- [YOUR GOAL]: Transcribe all the entries word for word, omitting any pictures they contain.

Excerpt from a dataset
^^^^

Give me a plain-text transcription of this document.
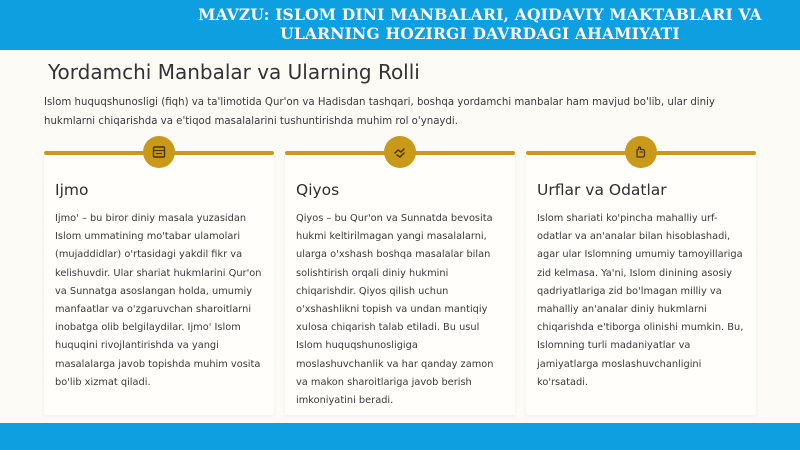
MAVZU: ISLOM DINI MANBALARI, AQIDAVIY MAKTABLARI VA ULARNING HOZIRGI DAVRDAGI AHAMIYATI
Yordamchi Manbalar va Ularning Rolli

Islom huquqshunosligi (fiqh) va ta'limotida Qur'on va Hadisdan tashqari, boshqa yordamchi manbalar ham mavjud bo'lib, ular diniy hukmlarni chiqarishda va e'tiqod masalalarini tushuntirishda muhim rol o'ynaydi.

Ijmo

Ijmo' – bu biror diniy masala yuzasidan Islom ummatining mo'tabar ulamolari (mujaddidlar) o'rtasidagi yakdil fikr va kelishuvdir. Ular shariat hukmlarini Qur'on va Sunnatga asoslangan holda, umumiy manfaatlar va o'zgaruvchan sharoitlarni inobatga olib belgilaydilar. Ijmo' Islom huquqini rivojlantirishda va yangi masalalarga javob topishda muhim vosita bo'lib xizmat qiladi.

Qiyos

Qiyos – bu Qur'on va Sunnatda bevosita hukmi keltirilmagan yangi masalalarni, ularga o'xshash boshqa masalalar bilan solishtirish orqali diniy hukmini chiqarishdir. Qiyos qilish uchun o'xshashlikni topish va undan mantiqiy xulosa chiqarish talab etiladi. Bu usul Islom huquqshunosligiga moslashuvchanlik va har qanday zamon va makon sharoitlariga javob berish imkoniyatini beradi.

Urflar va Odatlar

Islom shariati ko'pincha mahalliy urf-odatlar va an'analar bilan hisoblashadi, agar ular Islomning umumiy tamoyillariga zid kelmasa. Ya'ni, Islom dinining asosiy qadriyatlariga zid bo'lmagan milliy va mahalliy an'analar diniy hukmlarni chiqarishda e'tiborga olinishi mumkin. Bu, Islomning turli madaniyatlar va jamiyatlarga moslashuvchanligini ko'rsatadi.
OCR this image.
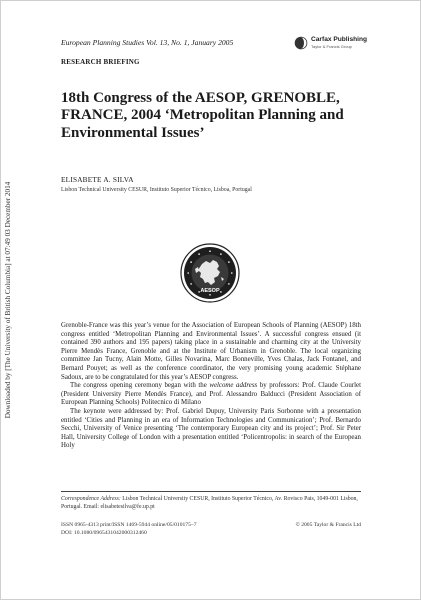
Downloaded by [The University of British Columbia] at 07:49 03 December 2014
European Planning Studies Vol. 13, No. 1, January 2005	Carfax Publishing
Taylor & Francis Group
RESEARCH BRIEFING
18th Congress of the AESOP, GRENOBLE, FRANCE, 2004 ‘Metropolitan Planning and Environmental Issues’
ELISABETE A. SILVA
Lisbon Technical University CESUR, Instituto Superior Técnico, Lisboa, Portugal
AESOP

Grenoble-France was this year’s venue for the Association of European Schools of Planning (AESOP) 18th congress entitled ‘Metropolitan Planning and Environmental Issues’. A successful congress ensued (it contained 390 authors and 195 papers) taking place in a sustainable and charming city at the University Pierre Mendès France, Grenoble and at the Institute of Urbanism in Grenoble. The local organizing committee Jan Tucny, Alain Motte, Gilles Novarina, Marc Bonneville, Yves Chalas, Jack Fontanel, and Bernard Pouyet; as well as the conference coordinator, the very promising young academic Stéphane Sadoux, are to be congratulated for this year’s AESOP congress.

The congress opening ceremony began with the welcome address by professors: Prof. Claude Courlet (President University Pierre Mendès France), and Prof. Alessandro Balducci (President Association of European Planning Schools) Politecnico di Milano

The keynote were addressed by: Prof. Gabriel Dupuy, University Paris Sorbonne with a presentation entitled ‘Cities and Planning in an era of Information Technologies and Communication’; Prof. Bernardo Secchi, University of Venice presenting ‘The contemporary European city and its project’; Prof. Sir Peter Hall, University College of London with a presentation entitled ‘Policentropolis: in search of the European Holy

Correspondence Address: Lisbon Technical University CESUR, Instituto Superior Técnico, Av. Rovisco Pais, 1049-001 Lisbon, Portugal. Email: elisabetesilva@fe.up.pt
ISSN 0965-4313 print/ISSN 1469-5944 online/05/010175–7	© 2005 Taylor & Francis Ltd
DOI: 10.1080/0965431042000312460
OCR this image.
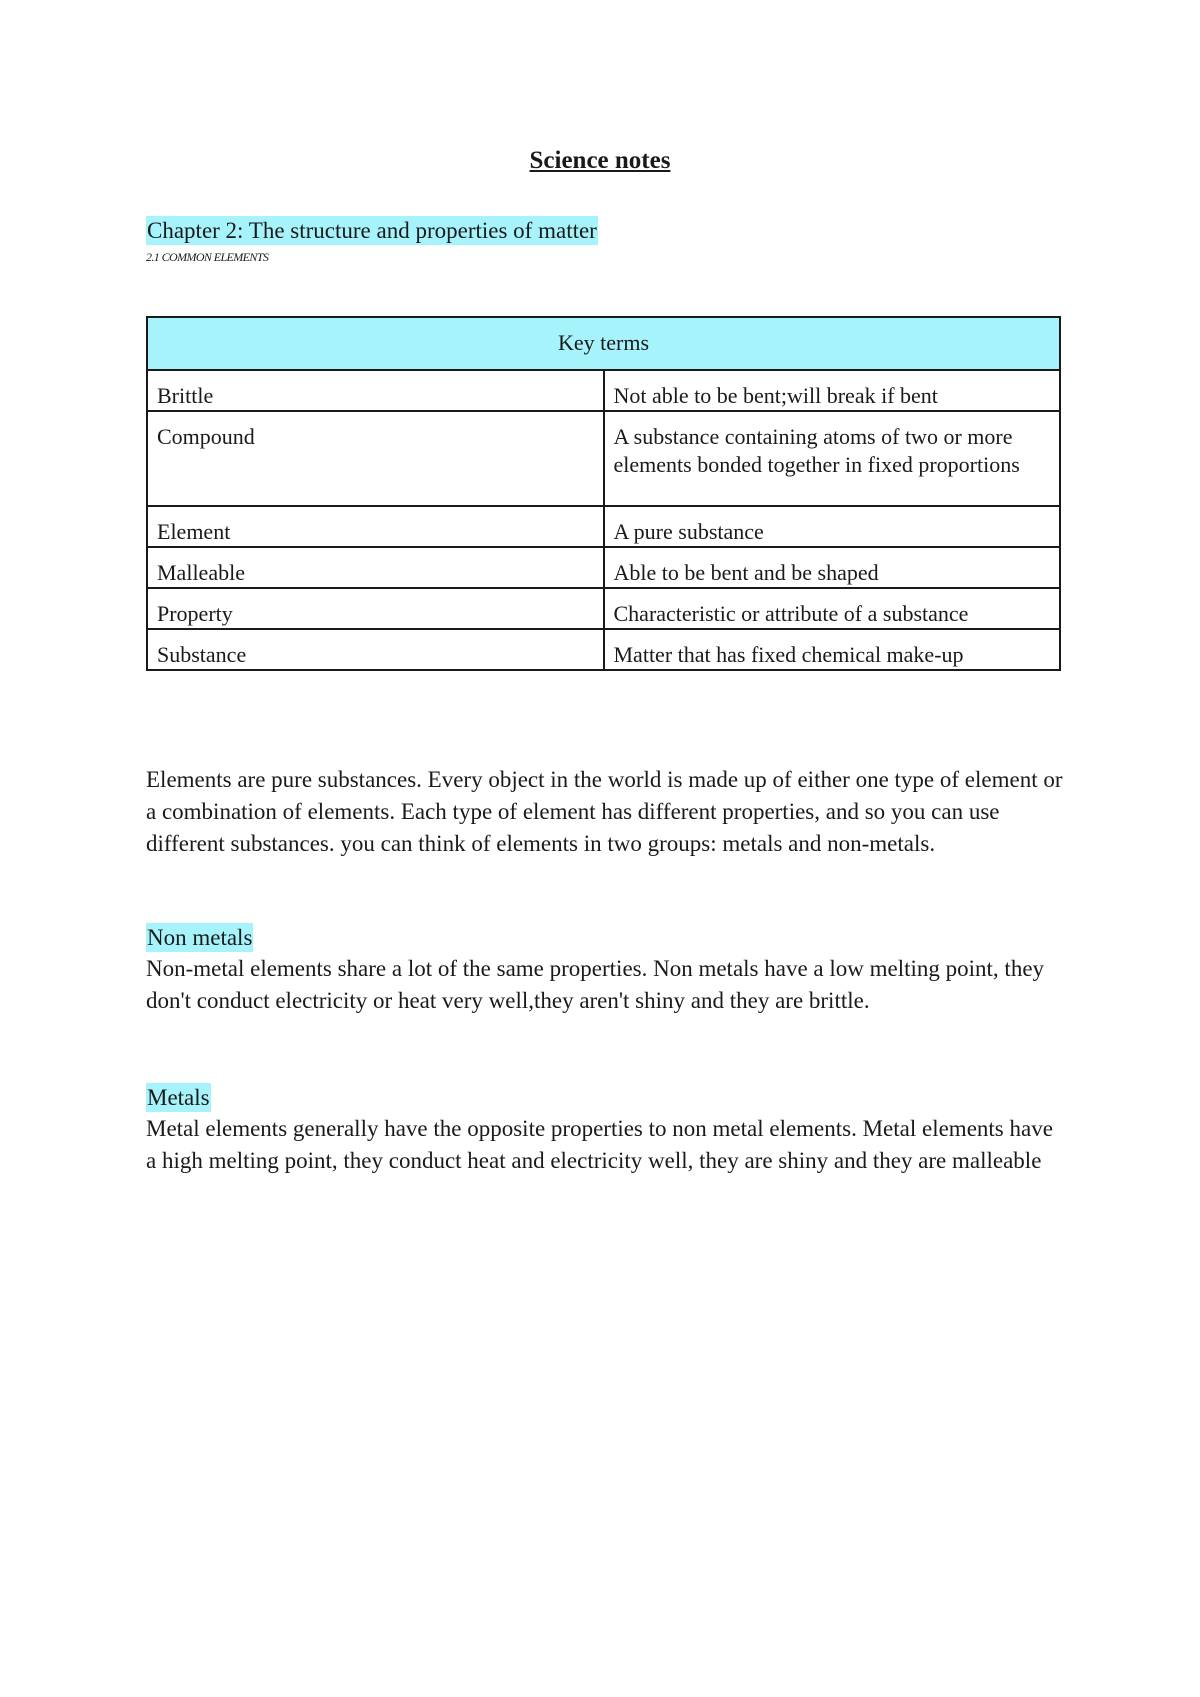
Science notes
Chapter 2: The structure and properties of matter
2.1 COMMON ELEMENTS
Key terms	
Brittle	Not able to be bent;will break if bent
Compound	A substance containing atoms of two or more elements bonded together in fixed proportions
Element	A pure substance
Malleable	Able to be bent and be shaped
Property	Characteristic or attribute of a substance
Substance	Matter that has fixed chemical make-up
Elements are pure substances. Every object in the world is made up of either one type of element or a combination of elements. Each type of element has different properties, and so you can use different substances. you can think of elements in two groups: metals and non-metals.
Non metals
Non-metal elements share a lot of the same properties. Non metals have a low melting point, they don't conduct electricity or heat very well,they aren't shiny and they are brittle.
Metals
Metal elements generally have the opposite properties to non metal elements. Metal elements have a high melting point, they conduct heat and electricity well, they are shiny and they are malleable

^^^^

- [RIGHT ANSWER]:
Give me a plain-text transcription of this document.
MAVZU: ISLOM DINI MANBALARI, AQIDAVIY MAKTABLARI VA ULARNING HOZIRGI DAVRDAGI AHAMIYATI
Yordamchi Manbalar va Ularning Rolli

Islom huquqshunosligi (fiqh) va ta'limotida Qur'on va Hadisdan tashqari, boshqa yordamchi manbalar ham mavjud bo'lib, ular diniy hukmlarni chiqarishda va e'tiqod masalalarini tushuntirishda muhim rol o'ynaydi.

Ijmo

Ijmo' – bu biror diniy masala yuzasidan Islom ummatining mo'tabar ulamolari (mujaddidlar) o'rtasidagi yakdil fikr va kelishuvdir. Ular shariat hukmlarini Qur'on va Sunnatga asoslangan holda, umumiy manfaatlar va o'zgaruvchan sharoitlarni inobatga olib belgilaydilar. Ijmo' Islom huquqini rivojlantirishda va yangi masalalarga javob topishda muhim vosita bo'lib xizmat qiladi.

Qiyos

Qiyos – bu Qur'on va Sunnatda bevosita hukmi keltirilmagan yangi masalalarni, ularga o'xshash boshqa masalalar bilan solishtirish orqali diniy hukmini chiqarishdir. Qiyos qilish uchun o'xshashlikni topish va undan mantiqiy xulosa chiqarish talab etiladi. Bu usul Islom huquqshunosligiga moslashuvchanlik va har qanday zamon va makon sharoitlariga javob berish imkoniyatini beradi.

Urflar va Odatlar

Islom shariati ko'pincha mahalliy urf-odatlar va an'analar bilan hisoblashadi, agar ular Islomning umumiy tamoyillariga zid kelmasa. Ya'ni, Islom dinining asosiy qadriyatlariga zid bo'lmagan milliy va mahalliy an'analar diniy hukmlarni chiqarishda e'tiborga olinishi mumkin. Bu, Islomning turli madaniyatlar va jamiyatlarga moslashuvchanligini ko'rsatadi.
OCR this image.
Downloaded by [The University of British Columbia] at 07:49 03 December 2014
European Planning Studies Vol. 13, No. 1, January 2005	Carfax Publishing
Taylor & Francis Group
RESEARCH BRIEFING
18th Congress of the AESOP, GRENOBLE, FRANCE, 2004 ‘Metropolitan Planning and Environmental Issues’
ELISABETE A. SILVA
Lisbon Technical University CESUR, Instituto Superior Técnico, Lisboa, Portugal
AESOP

Grenoble-France was this year’s venue for the Association of European Schools of Planning (AESOP) 18th congress entitled ‘Metropolitan Planning and Environmental Issues’. A successful congress ensued (it contained 390 authors and 195 papers) taking place in a sustainable and charming city at the University Pierre Mendès France, Grenoble and at the Institute of Urbanism in Grenoble. The local organizing committee Jan Tucny, Alain Motte, Gilles Novarina, Marc Bonneville, Yves Chalas, Jack Fontanel, and Bernard Pouyet; as well as the conference coordinator, the very promising young academic Stéphane Sadoux, are to be congratulated for this year’s AESOP congress.

The congress opening ceremony began with the welcome address by professors: Prof. Claude Courlet (President University Pierre Mendès France), and Prof. Alessandro Balducci (President Association of European Planning Schools) Politecnico di Milano

The keynote were addressed by: Prof. Gabriel Dupuy, University Paris Sorbonne with a presentation entitled ‘Cities and Planning in an era of Information Technologies and Communication’; Prof. Bernardo Secchi, University of Venice presenting ‘The contemporary European city and its project’; Prof. Sir Peter Hall, University College of London with a presentation entitled ‘Policentropolis: in search of the European Holy

Correspondence Address: Lisbon Technical University CESUR, Instituto Superior Técnico, Av. Rovisco Pais, 1049-001 Lisbon, Portugal. Email: elisabetesilva@fe.up.pt
ISSN 0965-4313 print/ISSN 1469-5944 online/05/010175–7	© 2005 Taylor & Francis Ltd
DOI: 10.1080/0965431042000312460
OCR this image.
Science notes
Chapter 2: The structure and properties of matter
2.1 COMMON ELEMENTS
Key terms	
Brittle	Not able to be bent;will break if bent
Compound	A substance containing atoms of two or more elements bonded together in fixed proportions
Element	A pure substance
Malleable	Able to be bent and be shaped
Property	Characteristic or attribute of a substance
Substance	Matter that has fixed chemical make-up
Elements are pure substances. Every object in the world is made up of either one type of element or a combination of elements. Each type of element has different properties, and so you can use different substances. you can think of elements in two groups: metals and non-metals.
Non metals
Non-metal elements share a lot of the same properties. Non metals have a low melting point, they don't conduct electricity or heat very well,they aren't shiny and they are brittle.
Metals
Metal elements generally have the opposite properties to non metal elements. Metal elements have a high melting point, they conduct heat and electricity well, they are shiny and they are malleable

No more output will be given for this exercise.